▸ **Job**:
Render the entries as a JSON list of strings, one string per line, starting from the first line and ending with the line holding "Bar: [411, 196, 446, 283]", both included. Leave out any blank lines.
━━━━━━
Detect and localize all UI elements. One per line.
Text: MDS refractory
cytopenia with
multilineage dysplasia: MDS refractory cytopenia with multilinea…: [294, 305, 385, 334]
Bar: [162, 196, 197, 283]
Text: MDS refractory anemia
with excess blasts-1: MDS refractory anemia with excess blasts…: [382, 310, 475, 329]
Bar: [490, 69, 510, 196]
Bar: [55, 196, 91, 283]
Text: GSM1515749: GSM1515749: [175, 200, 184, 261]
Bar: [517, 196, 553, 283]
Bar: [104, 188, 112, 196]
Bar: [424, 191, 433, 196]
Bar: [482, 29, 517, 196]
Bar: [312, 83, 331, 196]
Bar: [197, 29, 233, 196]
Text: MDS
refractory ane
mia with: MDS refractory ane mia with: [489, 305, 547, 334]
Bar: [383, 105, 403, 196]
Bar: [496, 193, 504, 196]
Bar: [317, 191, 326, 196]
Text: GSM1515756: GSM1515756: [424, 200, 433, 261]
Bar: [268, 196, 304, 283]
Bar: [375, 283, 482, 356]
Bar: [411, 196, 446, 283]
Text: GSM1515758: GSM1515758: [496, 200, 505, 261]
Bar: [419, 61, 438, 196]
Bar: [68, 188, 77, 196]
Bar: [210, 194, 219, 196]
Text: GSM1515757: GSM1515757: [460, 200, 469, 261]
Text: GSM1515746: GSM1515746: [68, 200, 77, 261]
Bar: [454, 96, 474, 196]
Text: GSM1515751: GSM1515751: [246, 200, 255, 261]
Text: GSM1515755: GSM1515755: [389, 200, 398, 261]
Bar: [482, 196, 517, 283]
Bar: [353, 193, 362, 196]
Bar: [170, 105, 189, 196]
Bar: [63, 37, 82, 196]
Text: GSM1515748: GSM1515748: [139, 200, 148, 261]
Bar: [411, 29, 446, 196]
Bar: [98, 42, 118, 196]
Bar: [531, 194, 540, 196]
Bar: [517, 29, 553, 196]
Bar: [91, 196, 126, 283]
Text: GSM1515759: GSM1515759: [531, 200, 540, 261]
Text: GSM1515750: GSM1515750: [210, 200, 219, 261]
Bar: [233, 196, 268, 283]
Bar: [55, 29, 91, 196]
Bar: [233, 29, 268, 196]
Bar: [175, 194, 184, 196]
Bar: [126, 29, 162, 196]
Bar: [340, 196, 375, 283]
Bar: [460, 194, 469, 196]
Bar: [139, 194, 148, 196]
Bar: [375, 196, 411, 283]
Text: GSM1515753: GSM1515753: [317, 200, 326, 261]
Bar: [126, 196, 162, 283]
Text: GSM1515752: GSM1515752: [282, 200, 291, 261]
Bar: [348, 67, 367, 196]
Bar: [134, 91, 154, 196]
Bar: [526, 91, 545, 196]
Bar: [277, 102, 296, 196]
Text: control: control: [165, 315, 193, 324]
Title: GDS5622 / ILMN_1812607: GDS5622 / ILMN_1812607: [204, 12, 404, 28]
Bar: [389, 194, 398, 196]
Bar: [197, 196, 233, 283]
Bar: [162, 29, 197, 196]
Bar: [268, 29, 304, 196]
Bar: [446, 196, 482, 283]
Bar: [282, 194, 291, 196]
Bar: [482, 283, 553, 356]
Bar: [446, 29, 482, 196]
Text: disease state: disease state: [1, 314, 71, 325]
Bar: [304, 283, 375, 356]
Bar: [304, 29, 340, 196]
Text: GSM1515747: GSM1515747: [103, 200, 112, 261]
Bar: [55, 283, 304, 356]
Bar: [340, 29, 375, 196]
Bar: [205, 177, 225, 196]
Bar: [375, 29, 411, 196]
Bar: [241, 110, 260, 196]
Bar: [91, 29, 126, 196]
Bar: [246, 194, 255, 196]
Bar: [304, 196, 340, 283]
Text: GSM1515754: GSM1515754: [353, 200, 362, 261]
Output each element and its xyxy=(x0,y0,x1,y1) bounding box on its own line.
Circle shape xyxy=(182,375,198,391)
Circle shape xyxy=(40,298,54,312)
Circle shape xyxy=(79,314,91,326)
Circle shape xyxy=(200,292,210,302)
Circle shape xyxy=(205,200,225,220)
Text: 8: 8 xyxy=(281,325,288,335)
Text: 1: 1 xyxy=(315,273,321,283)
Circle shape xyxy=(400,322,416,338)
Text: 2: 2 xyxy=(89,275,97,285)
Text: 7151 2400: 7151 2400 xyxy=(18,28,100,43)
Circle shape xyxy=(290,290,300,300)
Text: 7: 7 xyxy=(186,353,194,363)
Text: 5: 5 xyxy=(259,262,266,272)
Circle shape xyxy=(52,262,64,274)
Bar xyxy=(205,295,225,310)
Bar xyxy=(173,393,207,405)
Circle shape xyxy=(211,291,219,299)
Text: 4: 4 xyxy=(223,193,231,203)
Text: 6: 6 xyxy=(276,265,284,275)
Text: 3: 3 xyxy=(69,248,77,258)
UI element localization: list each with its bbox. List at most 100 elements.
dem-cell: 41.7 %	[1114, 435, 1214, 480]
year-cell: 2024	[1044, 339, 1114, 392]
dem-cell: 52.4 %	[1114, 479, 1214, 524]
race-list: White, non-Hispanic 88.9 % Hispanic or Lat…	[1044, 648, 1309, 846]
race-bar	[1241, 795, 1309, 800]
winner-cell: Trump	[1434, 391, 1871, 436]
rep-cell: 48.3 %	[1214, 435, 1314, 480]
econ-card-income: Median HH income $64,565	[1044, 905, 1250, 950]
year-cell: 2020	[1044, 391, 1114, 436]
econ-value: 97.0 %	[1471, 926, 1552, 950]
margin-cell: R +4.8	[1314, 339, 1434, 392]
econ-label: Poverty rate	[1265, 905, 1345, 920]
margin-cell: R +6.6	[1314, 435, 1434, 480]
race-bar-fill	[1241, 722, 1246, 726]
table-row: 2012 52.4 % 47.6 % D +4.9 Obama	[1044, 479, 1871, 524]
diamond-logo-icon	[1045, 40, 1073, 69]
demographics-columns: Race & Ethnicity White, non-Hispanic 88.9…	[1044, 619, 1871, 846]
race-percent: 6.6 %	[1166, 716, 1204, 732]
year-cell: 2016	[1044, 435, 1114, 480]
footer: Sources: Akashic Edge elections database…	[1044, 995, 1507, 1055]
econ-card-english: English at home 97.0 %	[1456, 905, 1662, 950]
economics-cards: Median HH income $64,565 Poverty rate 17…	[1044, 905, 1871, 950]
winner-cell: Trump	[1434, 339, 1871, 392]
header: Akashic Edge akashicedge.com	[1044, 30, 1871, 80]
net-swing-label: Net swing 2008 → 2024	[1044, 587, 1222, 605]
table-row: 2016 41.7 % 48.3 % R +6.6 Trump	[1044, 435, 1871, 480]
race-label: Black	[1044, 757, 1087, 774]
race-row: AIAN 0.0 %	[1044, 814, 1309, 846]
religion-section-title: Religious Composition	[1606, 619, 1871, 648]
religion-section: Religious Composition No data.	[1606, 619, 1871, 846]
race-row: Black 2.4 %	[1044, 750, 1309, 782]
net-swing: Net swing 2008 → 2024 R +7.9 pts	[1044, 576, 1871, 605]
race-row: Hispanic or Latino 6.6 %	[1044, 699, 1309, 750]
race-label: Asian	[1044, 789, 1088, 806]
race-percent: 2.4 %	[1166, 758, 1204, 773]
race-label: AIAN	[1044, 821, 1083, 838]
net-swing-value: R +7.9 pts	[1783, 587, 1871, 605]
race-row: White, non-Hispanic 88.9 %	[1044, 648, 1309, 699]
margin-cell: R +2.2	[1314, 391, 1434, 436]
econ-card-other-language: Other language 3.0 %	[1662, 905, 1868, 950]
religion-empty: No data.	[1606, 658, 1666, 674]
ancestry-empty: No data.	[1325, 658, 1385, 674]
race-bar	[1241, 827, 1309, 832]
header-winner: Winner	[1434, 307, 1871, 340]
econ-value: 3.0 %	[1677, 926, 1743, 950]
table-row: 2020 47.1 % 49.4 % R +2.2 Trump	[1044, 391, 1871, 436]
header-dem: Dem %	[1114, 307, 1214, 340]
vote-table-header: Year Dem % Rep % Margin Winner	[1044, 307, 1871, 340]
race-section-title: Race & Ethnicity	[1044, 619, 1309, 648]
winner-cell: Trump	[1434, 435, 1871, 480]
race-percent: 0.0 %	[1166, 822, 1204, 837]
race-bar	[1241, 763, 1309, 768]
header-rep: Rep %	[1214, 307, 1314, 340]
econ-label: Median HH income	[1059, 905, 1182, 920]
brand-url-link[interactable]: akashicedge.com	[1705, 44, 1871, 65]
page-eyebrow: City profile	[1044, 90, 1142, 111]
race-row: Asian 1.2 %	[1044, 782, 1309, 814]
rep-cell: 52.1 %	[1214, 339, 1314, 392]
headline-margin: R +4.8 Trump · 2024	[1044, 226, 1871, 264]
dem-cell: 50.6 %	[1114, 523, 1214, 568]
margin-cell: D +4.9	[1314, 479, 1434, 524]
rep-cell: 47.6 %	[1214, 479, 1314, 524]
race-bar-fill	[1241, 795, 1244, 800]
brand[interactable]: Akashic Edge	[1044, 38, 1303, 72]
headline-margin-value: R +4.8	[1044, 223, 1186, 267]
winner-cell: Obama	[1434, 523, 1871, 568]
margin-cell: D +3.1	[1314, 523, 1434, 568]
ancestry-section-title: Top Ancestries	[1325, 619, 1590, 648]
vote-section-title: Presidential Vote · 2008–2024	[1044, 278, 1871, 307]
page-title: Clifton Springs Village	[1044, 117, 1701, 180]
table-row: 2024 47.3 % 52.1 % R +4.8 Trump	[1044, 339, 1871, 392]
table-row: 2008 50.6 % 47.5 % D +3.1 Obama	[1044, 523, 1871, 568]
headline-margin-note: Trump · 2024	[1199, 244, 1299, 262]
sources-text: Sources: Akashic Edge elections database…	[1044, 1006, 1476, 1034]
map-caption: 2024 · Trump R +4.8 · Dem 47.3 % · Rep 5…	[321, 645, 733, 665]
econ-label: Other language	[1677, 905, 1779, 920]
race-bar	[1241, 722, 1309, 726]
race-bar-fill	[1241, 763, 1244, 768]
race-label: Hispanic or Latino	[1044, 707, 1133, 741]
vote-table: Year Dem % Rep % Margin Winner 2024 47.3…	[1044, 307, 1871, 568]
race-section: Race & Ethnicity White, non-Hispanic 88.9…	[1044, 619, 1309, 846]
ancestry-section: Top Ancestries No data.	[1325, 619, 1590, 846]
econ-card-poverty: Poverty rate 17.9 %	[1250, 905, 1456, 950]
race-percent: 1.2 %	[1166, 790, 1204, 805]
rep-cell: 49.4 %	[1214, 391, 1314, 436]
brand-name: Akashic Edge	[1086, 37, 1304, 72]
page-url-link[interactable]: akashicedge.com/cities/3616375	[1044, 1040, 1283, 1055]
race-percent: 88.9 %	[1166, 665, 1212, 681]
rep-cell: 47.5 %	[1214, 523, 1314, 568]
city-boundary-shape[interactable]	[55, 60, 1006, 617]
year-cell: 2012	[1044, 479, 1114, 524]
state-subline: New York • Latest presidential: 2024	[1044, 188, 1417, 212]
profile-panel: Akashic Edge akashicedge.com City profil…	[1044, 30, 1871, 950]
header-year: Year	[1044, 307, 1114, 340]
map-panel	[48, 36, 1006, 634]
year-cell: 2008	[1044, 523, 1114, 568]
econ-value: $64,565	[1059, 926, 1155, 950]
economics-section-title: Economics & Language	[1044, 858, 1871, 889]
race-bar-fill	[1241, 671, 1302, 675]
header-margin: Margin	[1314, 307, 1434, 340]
━━━━━━
▸ **Solution to this task**:
[
  "Detect and localize all UI elements. One per line.",
  "Text: MDS refractory",
  "cytopenia with",
  "multilineage dysplasia: MDS refractory cytopenia with multilinea…: [294, 305, 385, 334]",
  "Bar: [162, 196, 197, 283]",
  "Text: MDS refractory anemia",
  "with excess blasts-1: MDS refractory anemia with excess blasts…: [382, 310, 475, 329]",
  "Bar: [490, 69, 510, 196]",
  "Bar: [55, 196, 91, 283]",
  "Text: GSM1515749: GSM1515749: [175, 200, 184, 261]",
  "Bar: [517, 196, 553, 283]",
  "Bar: [104, 188, 112, 196]",
  "Bar: [424, 191, 433, 196]",
  "Bar: [482, 29, 517, 196]",
  "Bar: [312, 83, 331, 196]",
  "Bar: [197, 29, 233, 196]",
  "Text: MDS",
  "refractory ane",
  "mia with: MDS refractory ane mia with: [489, 305, 547, 334]",
  "Bar: [383, 105, 403, 196]",
  "Bar: [496, 193, 504, 196]",
  "Bar: [317, 191, 326, 196]",
  "Text: GSM1515756: GSM1515756: [424, 200, 433, 261]",
  "Bar: [268, 196, 304, 283]",
  "Bar: [375, 283, 482, 356]",
  "Bar: [411, 196, 446, 283]"
]